◆ DOCUMENT ◆
----------------------------------------

Gossamer Forum
Home : General : Internet Technologies :

charset encoding / search engines

Quote Reply
charset encoding / search engines
I have been using charset=shift_jis for encoding Japanese pages. This has worked well except for the fact some pages contain English language characters and they are displayed wrong. Google translates this page.

I was advised to change the coding to UTF-8 and this displays all characters correctly but is not translated by Google.

It should be noted that when saving the text in the mySQL database fields, it is often reverting to ascii (or another) code. Text inserted in the templates is unchanged.

This only applies to the Japanase pages, the other template sets on the website are displaying correctly with original GT charset.

Does anyone know if Google can read/display the UTF-8 encoded pages or if the search engine will not be able to crawl the text correctly.
Quote Reply
Re: [Alba] charset encoding / search engines In reply to
Google's servers run a stripped down version of Red Hat Linux. My guess is that they (and the Google-specific software) fully supports thousands of different encodings. Are you sending your pages with the proper charset?

Content-Type: text/<xml|html|something>; charset=UTF-8

I exclusively use Unicode encodings on my Webpages now and haven't had issues with bots.

Last edited by:

mkp: Mar 13, 2006, 7:31 PM
Quote Reply
Re: [mkp] charset encoding / search engines In reply to
Interesting, thanks.

----------------------------------------

Data items:

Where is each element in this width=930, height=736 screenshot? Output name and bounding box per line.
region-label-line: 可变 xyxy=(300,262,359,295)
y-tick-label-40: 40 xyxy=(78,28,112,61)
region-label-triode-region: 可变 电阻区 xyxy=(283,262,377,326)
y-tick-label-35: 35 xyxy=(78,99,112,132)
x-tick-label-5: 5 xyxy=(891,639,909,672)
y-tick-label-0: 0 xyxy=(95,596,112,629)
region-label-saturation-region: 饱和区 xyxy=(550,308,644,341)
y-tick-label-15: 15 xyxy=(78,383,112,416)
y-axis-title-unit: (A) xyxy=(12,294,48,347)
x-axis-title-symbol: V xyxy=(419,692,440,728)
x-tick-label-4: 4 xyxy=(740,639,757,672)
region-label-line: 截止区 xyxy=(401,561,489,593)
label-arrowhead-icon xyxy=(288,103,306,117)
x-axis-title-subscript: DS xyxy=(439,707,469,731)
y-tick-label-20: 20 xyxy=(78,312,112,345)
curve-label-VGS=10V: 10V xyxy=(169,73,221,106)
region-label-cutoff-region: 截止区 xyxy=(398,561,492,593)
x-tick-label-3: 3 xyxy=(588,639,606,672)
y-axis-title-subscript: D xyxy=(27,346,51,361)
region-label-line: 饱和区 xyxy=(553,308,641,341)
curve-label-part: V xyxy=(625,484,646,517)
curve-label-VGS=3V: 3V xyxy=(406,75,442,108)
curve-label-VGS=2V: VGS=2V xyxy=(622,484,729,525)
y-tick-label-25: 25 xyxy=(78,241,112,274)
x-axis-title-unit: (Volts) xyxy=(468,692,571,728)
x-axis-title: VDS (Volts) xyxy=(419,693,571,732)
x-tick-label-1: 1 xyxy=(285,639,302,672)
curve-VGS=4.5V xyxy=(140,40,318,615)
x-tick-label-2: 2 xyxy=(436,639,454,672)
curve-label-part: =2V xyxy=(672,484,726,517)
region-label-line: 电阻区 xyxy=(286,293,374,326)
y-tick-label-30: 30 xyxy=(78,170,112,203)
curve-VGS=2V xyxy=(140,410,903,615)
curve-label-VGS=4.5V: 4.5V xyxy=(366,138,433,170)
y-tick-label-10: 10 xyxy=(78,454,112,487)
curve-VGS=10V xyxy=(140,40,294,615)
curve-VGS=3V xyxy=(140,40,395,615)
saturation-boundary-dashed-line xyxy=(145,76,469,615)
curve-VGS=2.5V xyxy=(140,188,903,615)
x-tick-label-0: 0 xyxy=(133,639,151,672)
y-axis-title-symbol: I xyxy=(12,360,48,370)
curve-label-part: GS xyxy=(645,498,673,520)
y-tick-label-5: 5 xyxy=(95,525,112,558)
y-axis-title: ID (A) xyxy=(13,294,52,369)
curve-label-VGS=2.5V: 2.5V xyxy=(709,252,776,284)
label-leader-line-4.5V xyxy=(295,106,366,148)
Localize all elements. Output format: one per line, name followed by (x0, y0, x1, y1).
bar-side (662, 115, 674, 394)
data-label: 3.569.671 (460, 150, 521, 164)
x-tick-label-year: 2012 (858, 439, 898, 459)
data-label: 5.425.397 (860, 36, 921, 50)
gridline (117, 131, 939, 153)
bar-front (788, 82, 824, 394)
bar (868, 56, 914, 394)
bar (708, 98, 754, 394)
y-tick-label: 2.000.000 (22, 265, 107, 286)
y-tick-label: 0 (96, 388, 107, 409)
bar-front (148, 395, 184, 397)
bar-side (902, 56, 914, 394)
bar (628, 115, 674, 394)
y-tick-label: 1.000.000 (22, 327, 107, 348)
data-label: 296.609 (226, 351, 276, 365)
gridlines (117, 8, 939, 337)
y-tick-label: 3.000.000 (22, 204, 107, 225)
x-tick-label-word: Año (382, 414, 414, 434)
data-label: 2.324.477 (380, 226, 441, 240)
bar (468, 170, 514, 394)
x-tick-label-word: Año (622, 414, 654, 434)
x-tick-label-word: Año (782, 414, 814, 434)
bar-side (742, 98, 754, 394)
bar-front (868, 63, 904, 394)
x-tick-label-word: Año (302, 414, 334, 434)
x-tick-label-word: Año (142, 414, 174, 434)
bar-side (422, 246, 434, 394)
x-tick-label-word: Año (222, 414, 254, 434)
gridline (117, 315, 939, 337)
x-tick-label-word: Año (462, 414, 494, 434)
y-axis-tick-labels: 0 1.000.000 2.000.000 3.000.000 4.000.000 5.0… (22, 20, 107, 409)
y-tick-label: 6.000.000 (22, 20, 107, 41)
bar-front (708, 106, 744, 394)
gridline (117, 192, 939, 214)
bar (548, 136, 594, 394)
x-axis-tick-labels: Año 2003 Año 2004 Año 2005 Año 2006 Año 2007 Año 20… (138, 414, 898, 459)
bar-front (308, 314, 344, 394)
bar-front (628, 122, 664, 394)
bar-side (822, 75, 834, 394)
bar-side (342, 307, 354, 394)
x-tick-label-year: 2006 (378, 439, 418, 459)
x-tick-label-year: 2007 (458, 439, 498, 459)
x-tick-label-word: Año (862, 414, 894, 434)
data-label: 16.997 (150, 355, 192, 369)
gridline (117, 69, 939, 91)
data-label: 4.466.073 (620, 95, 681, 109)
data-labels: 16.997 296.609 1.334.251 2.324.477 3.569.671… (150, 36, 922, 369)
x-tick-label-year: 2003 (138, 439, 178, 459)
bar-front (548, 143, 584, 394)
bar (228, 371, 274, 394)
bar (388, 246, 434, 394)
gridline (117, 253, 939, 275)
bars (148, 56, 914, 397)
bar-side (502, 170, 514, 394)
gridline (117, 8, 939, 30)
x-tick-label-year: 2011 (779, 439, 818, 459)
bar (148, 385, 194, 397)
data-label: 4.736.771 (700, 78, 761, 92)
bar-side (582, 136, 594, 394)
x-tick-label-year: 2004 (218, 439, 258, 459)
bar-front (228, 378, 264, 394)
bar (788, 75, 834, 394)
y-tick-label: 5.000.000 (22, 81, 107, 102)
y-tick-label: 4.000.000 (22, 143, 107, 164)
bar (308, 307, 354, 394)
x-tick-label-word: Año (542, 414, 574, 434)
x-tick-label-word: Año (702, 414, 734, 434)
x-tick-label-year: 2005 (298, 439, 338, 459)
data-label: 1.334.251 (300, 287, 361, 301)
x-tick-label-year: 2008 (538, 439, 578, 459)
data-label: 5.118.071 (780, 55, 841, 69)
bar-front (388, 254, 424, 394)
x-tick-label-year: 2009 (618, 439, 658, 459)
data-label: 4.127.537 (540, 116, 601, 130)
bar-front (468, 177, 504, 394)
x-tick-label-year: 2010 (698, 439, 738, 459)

----------------------------------------

◆ YOUR OBJECTIVE ◆
Transcribe the entire forum thread on charset encoding and search engines, word for word. These rows were drawn from a separate source.

◆ RESULT FOR THIS EXERCISE ◆
Gossamer Forum
Home : General : Internet Technologies :

charset encoding / search engines

Quote Reply
charset encoding / search engines
I have been using charset=shift_jis for encoding Japanese pages. This has worked well except for the fact some pages contain English language characters and they are displayed wrong. Google translates this page.

I was advised to change the coding to UTF-8 and this displays all characters correctly but is not translated by Google.

It should be noted that when saving the text in the mySQL database fields, it is often reverting to ascii (or another) code. Text inserted in the templates is unchanged.

This only applies to the Japanase pages, the other template sets on the website are displaying correctly with original GT charset.

Does anyone know if Google can read/display the UTF-8 encoded pages or if the search engine will not be able to crawl the text correctly.
Quote Reply
Re: [Alba] charset encoding / search engines In reply to
Google's servers run a stripped down version of Red Hat Linux. My guess is that they (and the Google-specific software) fully supports thousands of different encodings. Are you sending your pages with the proper charset?

Content-Type: text/<xml|html|something>; charset=UTF-8

I exclusively use Unicode encodings on my Webpages now and haven't had issues with bots.

Last edited by:

mkp: Mar 13, 2006, 7:31 PM
Quote Reply
Re: [mkp] charset encoding / search engines In reply to
Interesting, thanks.